### WHAT YOU HAVE TO DO
Each line that contains the string "CORRELATION" counts once; report how many such lines appear in the data, as a number only.
## Start INFORMATION GIVEN
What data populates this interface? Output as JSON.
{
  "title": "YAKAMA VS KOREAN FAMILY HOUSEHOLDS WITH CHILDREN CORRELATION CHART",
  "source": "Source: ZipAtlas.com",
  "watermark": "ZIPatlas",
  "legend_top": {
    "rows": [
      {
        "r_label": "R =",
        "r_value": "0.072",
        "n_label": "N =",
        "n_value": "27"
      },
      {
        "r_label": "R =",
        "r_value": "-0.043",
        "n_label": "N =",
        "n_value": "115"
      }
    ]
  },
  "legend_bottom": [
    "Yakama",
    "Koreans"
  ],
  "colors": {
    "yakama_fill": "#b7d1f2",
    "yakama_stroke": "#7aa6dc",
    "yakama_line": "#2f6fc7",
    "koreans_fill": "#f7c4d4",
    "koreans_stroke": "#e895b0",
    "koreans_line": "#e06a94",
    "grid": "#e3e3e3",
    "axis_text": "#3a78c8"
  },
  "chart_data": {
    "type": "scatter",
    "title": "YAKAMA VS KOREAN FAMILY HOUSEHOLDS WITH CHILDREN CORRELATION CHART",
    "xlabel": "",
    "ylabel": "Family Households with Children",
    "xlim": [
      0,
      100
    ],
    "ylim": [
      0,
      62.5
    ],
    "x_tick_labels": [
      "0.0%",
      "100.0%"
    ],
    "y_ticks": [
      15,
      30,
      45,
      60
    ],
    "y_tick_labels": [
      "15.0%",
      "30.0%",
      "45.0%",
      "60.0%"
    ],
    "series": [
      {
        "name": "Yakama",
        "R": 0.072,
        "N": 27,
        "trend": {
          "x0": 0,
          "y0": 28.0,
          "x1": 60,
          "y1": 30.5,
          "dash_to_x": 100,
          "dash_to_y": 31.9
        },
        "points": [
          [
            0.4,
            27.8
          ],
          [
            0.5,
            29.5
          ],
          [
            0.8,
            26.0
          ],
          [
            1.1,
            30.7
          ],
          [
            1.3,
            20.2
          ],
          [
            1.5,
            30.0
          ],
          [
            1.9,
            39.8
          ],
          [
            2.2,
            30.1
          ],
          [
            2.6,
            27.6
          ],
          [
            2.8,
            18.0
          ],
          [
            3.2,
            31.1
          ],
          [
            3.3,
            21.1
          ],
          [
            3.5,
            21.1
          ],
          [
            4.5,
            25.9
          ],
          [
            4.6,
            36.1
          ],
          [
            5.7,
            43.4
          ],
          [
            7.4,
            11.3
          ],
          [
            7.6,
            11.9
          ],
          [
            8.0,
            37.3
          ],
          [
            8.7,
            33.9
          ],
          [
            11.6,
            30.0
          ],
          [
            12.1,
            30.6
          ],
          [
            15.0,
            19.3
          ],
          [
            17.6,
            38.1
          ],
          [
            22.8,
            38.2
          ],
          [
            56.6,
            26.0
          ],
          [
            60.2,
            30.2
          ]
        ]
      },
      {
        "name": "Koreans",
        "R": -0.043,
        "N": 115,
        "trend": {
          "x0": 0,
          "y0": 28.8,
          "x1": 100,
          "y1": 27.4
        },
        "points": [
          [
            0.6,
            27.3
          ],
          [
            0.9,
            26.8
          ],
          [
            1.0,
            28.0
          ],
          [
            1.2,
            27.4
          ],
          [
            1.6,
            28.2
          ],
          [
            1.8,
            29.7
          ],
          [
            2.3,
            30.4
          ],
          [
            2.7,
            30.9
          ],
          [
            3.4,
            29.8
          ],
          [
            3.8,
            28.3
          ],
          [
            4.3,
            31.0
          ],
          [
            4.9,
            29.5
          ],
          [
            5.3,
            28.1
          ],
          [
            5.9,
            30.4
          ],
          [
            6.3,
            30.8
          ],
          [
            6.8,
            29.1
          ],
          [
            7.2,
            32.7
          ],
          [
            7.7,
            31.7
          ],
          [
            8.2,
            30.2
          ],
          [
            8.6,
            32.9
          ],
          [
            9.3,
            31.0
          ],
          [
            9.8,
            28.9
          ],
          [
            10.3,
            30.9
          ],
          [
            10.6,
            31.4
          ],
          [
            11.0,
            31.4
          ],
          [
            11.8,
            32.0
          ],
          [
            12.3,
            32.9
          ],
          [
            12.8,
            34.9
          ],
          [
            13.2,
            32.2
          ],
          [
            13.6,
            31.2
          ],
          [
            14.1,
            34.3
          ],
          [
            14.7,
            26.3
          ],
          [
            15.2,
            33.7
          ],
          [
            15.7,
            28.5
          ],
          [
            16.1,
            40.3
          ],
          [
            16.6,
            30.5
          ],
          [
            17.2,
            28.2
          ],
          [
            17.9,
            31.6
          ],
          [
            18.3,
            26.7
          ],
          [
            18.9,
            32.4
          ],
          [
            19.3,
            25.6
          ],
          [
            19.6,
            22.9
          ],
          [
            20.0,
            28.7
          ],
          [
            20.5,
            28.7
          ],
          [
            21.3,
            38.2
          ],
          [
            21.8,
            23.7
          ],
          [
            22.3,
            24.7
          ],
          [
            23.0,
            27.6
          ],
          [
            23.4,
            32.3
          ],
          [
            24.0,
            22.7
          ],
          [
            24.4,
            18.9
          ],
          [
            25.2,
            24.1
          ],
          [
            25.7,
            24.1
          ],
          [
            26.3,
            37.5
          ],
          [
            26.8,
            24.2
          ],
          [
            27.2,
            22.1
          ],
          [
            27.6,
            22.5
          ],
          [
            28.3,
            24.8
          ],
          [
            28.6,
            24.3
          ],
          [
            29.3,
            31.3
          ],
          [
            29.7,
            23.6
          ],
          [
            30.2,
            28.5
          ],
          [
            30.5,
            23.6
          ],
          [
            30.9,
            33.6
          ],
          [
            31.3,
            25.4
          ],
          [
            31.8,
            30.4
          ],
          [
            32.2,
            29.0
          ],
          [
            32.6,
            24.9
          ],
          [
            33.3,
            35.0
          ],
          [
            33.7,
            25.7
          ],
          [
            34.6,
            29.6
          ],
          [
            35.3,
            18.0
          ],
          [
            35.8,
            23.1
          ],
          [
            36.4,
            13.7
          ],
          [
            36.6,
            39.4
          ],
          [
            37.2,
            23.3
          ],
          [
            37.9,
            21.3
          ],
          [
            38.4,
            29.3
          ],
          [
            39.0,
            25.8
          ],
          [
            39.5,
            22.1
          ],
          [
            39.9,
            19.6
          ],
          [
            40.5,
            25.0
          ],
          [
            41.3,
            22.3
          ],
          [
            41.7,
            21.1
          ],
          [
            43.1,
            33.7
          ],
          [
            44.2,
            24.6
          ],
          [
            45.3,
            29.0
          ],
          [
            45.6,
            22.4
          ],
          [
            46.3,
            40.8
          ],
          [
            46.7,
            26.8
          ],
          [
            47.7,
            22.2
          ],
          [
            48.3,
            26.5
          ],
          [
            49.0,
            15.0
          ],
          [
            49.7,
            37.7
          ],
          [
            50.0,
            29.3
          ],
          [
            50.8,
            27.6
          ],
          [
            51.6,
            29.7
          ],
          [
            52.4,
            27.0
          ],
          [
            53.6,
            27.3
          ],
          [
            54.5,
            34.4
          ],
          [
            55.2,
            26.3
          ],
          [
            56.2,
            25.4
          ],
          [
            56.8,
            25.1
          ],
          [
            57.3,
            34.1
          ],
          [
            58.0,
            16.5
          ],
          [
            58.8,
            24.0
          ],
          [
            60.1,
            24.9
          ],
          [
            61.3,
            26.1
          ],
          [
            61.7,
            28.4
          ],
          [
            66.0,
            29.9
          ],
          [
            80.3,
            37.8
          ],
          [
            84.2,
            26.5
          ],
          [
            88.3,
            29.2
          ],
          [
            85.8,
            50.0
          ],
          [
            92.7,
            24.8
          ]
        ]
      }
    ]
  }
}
## End INFORMATION GIVEN
### COMPLETE RESPONSE
2